● **Article**:
Measuring Agent Reliability Beyond Accuracy

A framework of twelve metrics across four dimensions — consistency, robustness, predictability, and safety — for evaluating how AI agents actually behave in production.

An agent that scores 72% on a benchmark tells you almost nothing about whether you should deploy it. That number hides whether the agent fails on the same tasks every time or different ones at random, whether it degrades gracefully when a tool call times out or collapses entirely, and whether its failures are benign formatting errors or irreversible destructive actions. Reliability — the multi-dimensional property that safety-critical engineering has studied for decades — is what separates a capable prototype from a deployable system.

The gap between accuracy and reliability is not theoretical. A coding agent that deletes a production database, a customer service bot that gives different answers to the same question on consecutive runs, an order fulfillment system whose latency varies by an order of magnitude between identical requests — these are all reliability failures that accuracy scores cannot detect. Borrowing from the engineering practices of aviation, nuclear power, and automotive safety, we can decompose agent reliability into four measurable dimensions.

The Four Dimensions of Reliability

Safety-critical industries have converged on four properties that together define whether a system is trustworthy enough to deploy. These translate directly to AI agents:

Consistency asks whether the agent behaves the same way when run multiple times under identical conditions. Flight-critical software must execute deterministically; reactor protection systems must respond identically each time conditions warrant shutdown. For agents, consistency means examining not just whether outcomes match across runs, but whether the agent takes similar paths to reach them and whether it consumes similar resources each time.

● **Data rows**:
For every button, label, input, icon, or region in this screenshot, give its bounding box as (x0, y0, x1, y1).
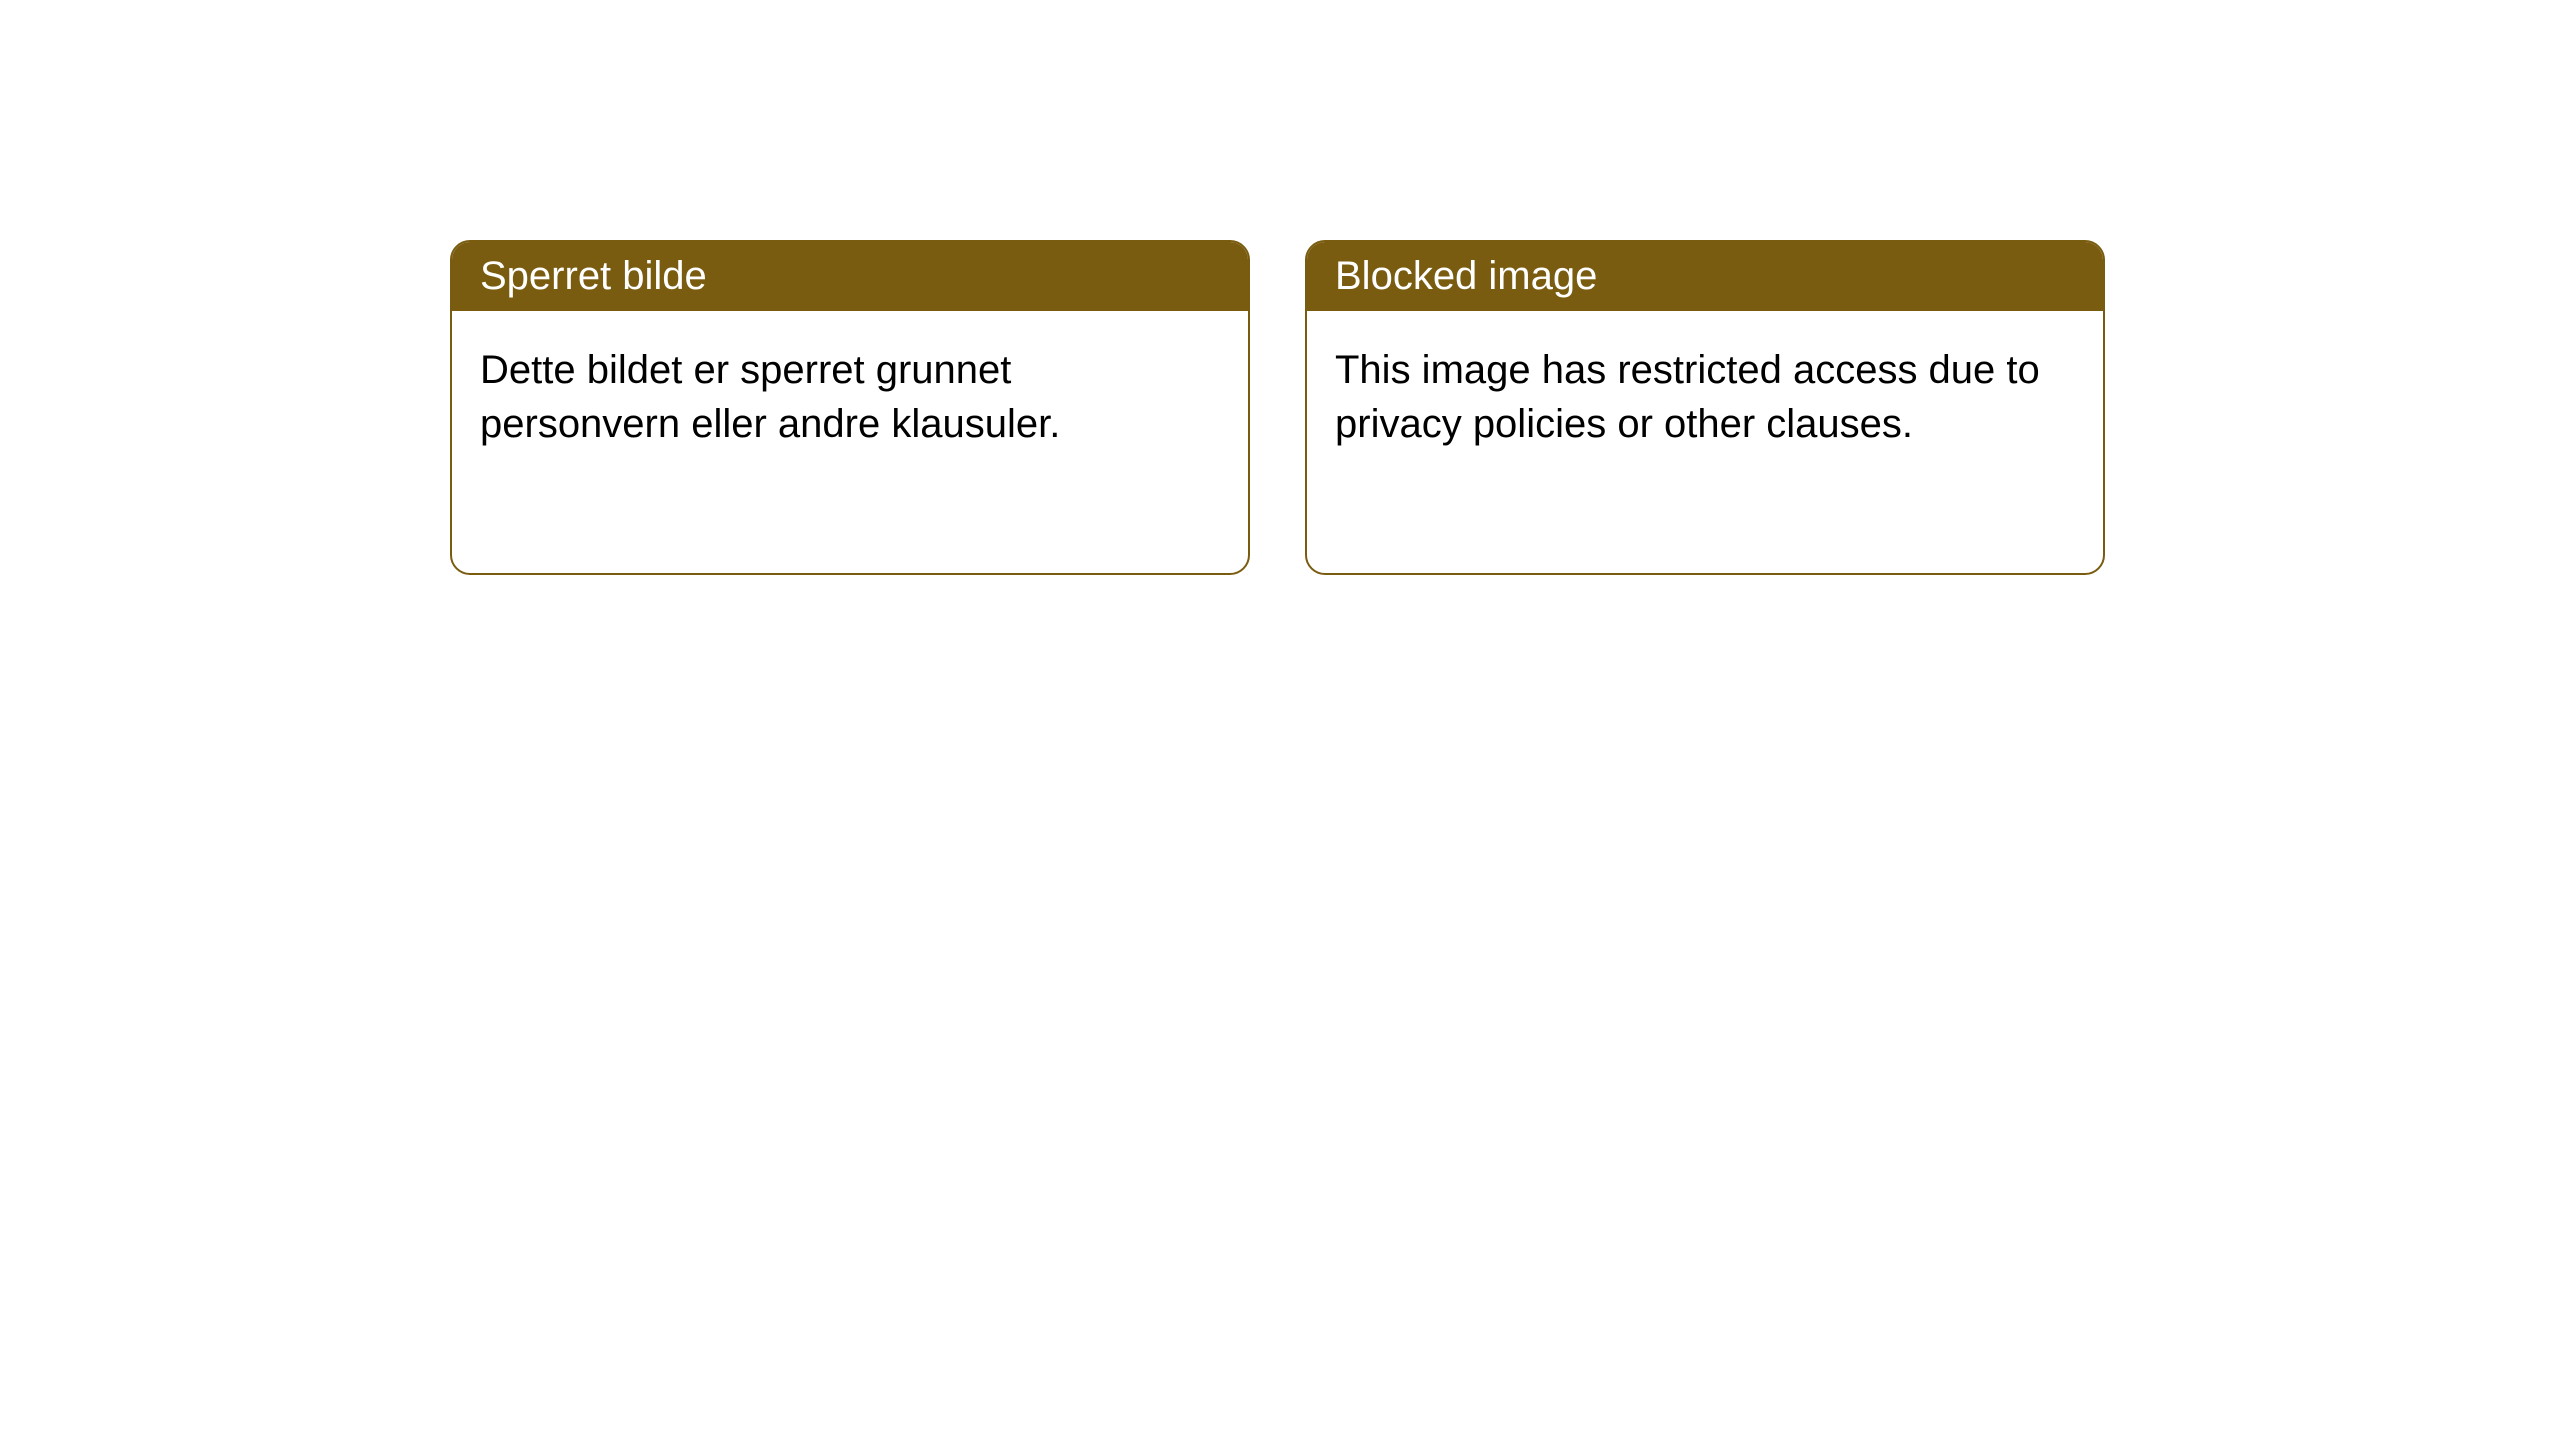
card-title: Sperret bilde (480, 254, 707, 298)
card-header: Blocked image (1307, 242, 2103, 311)
card-body: This image has restricted access due to … (1307, 311, 2103, 483)
notice-container: Sperret bilde Dette bildet er sperret gr… (450, 240, 2560, 575)
card-title: Blocked image (1335, 254, 1597, 298)
card-body: Dette bildet er sperret grunnet personve… (452, 311, 1248, 483)
card-body-text: This image has restricted access due to … (1335, 348, 2040, 446)
notice-card-norwegian: Sperret bilde Dette bildet er sperret gr… (450, 240, 1250, 575)
notice-card-english: Blocked image This image has restricted … (1305, 240, 2105, 575)
card-header: Sperret bilde (452, 242, 1248, 311)
card-body-text: Dette bildet er sperret grunnet personve… (480, 348, 1060, 446)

● **Required work**:
• 1. In the article on agent reliability, what four dimensions does the framework use?
• 2. Pick up the article on agent reliability after its last sentence and keep writing it.
The records were taken from a different source than the article.

● **Responses in order**:
• 1. Consistency, robustness, predictability, and safety.

• 2.
Robustness asks whether performance degrades gracefully or collapses abruptly when conditions deviate from nominal. Automotive safety testing evaluates sensor failure responses; aviation qualification tests hardware against temperature extremes and electromagnetic interference. For agents, this means measuring sensitivity to tool failures, environment changes (reordered JSON fields, renamed API parameters), and semantically equivalent prompt reformulations.

Predictability asks whether the agent knows when it is likely to fail. Nuclear risk assessment models failure modes and quantifies their probabilities; aviation certification assigns probability targets by severity category. For agents, this means assessing whether confidence scores are calibrated — does an agent claiming 80% confidence actually succeed roughly 80% of the time?

Safety asks how severe the consequences are when failures occur. Not all failures are equal: returning results in the wrong sort order is benign, but executing an unintended DELETE statement is catastrophic. Safety-critical fields separate failure probability from failure consequence, and agent evaluation should do the same.

Twelve Concrete Metrics

Each dimension decomposes into specific, computable metrics that are independent of raw accuracy. This independence is critical — a highly capable agent can be unreliable, and a less capable agent can be highly reliable within its operating envelope.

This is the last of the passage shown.